Objective =
Return the material word for word. Do not include pictures.

Items from a dataset =

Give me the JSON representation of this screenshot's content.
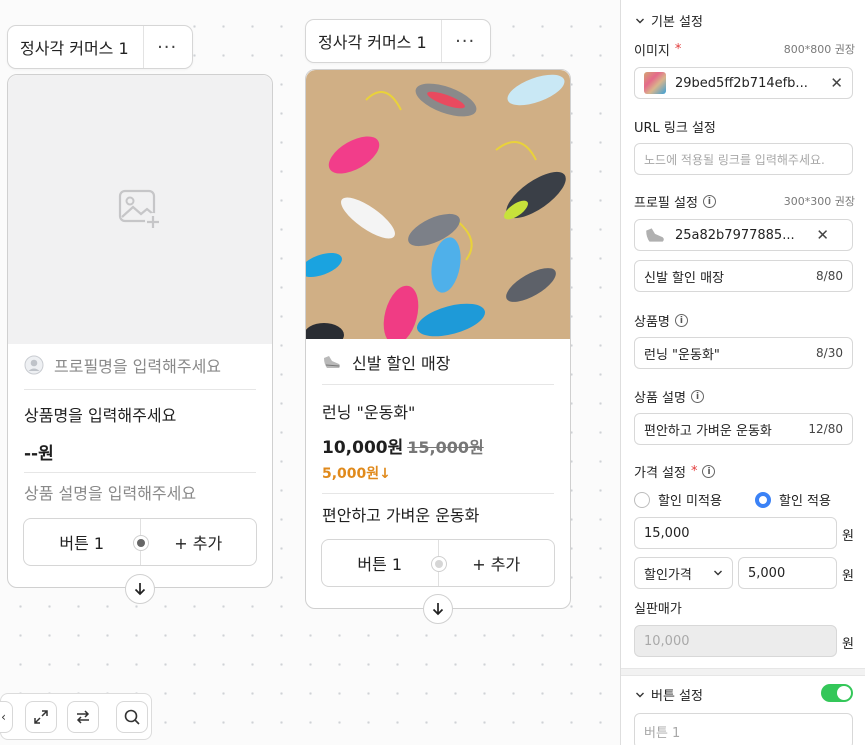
{
  "canvas": {
    "node1": {
      "title": "정사각 커머스 1",
      "more": "···",
      "profile_placeholder": "프로필명을 입력해주세요",
      "product_placeholder": "상품명을 입력해주세요",
      "price_placeholder": "--원",
      "desc_placeholder": "상품 설명을 입력해주세요",
      "button_label": "버튼 1",
      "add_label": "+ 추가"
    },
    "node2": {
      "title": "정사각 커머스 1",
      "more": "···",
      "profile_name": "신발 할인 매장",
      "product_name": "런닝 \"운동화\"",
      "price": "10,000원",
      "old_price": "15,000원",
      "discount": "5,000원↓",
      "description": "편안하고 가벼운 운동화",
      "button_label": "버튼 1",
      "add_label": "+ 추가"
    }
  },
  "panel": {
    "basic_section": "기본 설정",
    "image_label": "이미지",
    "required_mark": "*",
    "image_hint": "800*800 권장",
    "image_file": "29bed5ff2b714efb...",
    "url_label": "URL 링크 설정",
    "url_placeholder": "노드에 적용될 링크를 입력해주세요.",
    "profile_label": "프로필 설정",
    "profile_hint": "300*300 권장",
    "profile_file": "25a82b7977885...",
    "profile_name": "신발 할인 매장",
    "profile_count": "8/80",
    "product_label": "상품명",
    "product_name": "런닝 \"운동화\"",
    "product_count": "8/30",
    "desc_label": "상품 설명",
    "desc_value": "편안하고 가벼운 운동화",
    "desc_count": "12/80",
    "price_label": "가격 설정",
    "radio_off": "할인 미적용",
    "radio_on": "할인 적용",
    "price_value": "15,000",
    "currency": "원",
    "discount_type": "할인가격",
    "discount_value": "5,000",
    "final_label": "실판매가",
    "final_value": "10,000",
    "button_section": "버튼 설정",
    "button_placeholder": "버튼 1"
  },
  "icons": [
    "image-plus-icon",
    "avatar-icon",
    "shoe-icon",
    "arrow-down-icon",
    "expand-icon",
    "swap-icon",
    "search-icon",
    "chevron-down-icon",
    "close-icon",
    "info-icon"
  ],
  "colors": {
    "accent": "#3b82f6",
    "discount": "#e08a1c",
    "toggle_on": "#34c759",
    "required": "#e23a3a"
  }
}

Task output =
Give me the JSON representation of this screenshot's content.
{
  "canvas": {
    "node1": {
      "title": "정사각 커머스 1",
      "more": "···",
      "profile_placeholder": "프로필명을 입력해주세요",
      "product_placeholder": "상품명을 입력해주세요",
      "price_placeholder": "--원",
      "desc_placeholder": "상품 설명을 입력해주세요",
      "button_label": "버튼 1",
      "add_label": "+ 추가"
    },
    "node2": {
      "title": "정사각 커머스 1",
      "more": "···",
      "profile_name": "신발 할인 매장",
      "product_name": "런닝 \"운동화\"",
      "price": "10,000원",
      "old_price": "15,000원",
      "discount": "5,000원↓",
      "description": "편안하고 가벼운 운동화",
      "button_label": "버튼 1",
      "add_label": "+ 추가"
    }
  },
  "panel": {
    "basic_section": "기본 설정",
    "image_label": "이미지",
    "required_mark": "*",
    "image_hint": "800*800 권장",
    "image_file": "29bed5ff2b714efb...",
    "url_label": "URL 링크 설정",
    "url_placeholder": "노드에 적용될 링크를 입력해주세요.",
    "profile_label": "프로필 설정",
    "profile_hint": "300*300 권장",
    "profile_file": "25a82b7977885...",
    "profile_name": "신발 할인 매장",
    "profile_count": "8/80",
    "product_label": "상품명",
    "product_name": "런닝 \"운동화\"",
    "product_count": "8/30",
    "desc_label": "상품 설명",
    "desc_value": "편안하고 가벼운 운동화",
    "desc_count": "12/80",
    "price_label": "가격 설정",
    "radio_off": "할인 미적용",
    "radio_on": "할인 적용",
    "price_value": "15,000",
    "currency": "원",
    "discount_type": "할인가격",
    "discount_value": "5,000",
    "final_label": "실판매가",
    "final_value": "10,000",
    "button_section": "버튼 설정",
    "button_placeholder": "버튼 1"
  },
  "icons": [
    "image-plus-icon",
    "avatar-icon",
    "shoe-icon",
    "arrow-down-icon",
    "expand-icon",
    "swap-icon",
    "search-icon",
    "chevron-down-icon",
    "close-icon",
    "info-icon"
  ],
  "colors": {
    "accent": "#3b82f6",
    "discount": "#e08a1c",
    "toggle_on": "#34c759",
    "required": "#e23a3a"
  }
}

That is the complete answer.